> **What to work on**: Revise the lines starting at the line that contains "Patent image size: (905, 586)." and ending after the line that contains "The second side wall 164 is at (723, 353).", substituting "stacking cup set" for "nesting cup set". Reproduce those lines in full with everything else unchanged.

>> start Provided records

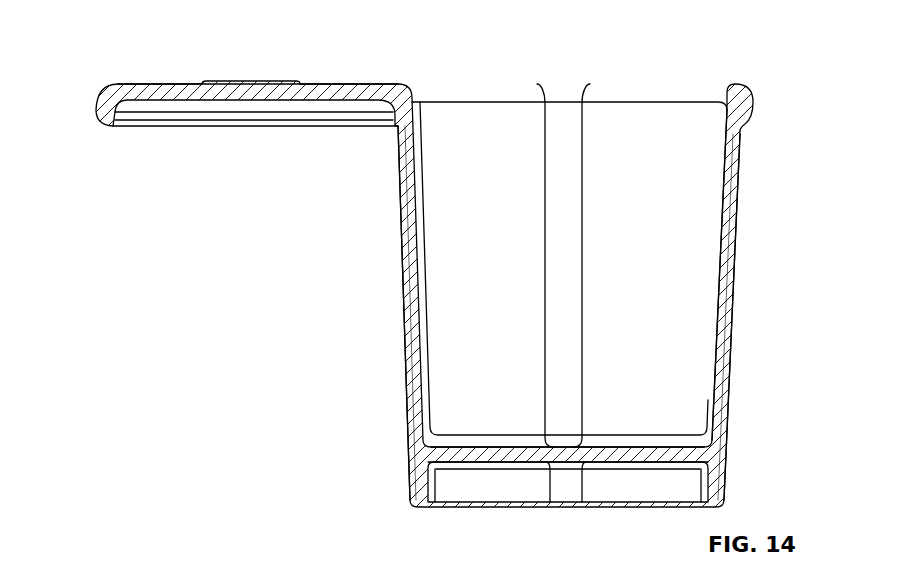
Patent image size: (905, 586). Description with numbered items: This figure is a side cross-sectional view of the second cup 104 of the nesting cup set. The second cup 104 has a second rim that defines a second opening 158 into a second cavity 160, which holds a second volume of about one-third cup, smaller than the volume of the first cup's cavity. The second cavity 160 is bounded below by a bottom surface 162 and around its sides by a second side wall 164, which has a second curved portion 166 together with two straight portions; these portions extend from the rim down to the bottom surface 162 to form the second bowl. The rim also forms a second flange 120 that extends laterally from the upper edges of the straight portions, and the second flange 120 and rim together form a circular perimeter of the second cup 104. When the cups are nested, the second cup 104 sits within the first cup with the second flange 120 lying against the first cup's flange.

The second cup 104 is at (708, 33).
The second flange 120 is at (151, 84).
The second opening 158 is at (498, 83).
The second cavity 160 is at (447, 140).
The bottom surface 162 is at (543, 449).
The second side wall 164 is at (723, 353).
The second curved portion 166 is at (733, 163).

>> end Provided records
>> start Provided records

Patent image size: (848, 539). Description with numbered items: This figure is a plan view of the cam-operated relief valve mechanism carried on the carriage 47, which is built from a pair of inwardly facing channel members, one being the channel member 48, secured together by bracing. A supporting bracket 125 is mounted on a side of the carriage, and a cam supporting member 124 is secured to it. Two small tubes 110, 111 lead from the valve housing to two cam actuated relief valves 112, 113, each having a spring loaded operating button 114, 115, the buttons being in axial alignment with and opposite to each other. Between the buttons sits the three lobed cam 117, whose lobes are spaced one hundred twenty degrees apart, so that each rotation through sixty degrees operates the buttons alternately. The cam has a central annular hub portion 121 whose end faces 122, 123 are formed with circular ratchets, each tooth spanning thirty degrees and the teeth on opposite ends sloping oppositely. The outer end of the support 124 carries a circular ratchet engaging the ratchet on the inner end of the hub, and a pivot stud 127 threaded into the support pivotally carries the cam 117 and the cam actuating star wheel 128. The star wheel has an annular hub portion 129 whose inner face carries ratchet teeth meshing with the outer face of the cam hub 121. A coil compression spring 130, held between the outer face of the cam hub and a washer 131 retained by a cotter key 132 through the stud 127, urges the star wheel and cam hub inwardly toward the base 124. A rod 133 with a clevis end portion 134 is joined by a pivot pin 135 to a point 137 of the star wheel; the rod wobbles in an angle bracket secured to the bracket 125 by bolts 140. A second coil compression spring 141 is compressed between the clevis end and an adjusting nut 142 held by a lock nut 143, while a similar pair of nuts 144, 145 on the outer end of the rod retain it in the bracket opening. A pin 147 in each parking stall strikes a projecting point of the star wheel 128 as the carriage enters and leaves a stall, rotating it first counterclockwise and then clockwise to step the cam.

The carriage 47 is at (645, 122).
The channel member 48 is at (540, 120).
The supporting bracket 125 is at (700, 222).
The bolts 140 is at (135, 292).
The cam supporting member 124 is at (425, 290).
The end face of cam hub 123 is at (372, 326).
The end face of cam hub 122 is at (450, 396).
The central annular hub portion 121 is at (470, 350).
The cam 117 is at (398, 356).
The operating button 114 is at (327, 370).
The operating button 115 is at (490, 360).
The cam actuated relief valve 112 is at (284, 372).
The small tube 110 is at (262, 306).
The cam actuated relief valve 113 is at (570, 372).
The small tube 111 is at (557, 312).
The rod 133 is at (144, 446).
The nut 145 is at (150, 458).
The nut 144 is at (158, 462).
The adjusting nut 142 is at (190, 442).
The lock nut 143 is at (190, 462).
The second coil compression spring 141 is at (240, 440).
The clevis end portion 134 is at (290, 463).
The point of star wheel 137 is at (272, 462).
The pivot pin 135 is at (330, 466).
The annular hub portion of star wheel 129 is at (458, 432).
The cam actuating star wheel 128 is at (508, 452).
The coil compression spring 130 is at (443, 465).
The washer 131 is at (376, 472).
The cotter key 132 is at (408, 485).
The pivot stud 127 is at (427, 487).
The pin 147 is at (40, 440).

>> end Provided records

> **Output**:
Patent image size: (905, 586). Description with numbered items: This figure is a side cross-sectional view of the second cup 104 of the stacking cup set. The second cup 104 has a second rim that defines a second opening 158 into a second cavity 160, which holds a second volume of about one-third cup, smaller than the volume of the first cup's cavity. The second cavity 160 is bounded below by a bottom surface 162 and around its sides by a second side wall 164, which has a second curved portion 166 together with two straight portions; these portions extend from the rim down to the bottom surface 162 to form the second bowl. The rim also forms a second flange 120 that extends laterally from the upper edges of the straight portions, and the second flange 120 and rim together form a circular perimeter of the second cup 104. When the cups are nested, the second cup 104 sits within the first cup with the second flange 120 lying against the first cup's flange.

The second cup 104 is at (708, 33).
The second flange 120 is at (151, 84).
The second opening 158 is at (498, 83).
The second cavity 160 is at (447, 140).
The bottom surface 162 is at (543, 449).
The second side wall 164 is at (723, 353).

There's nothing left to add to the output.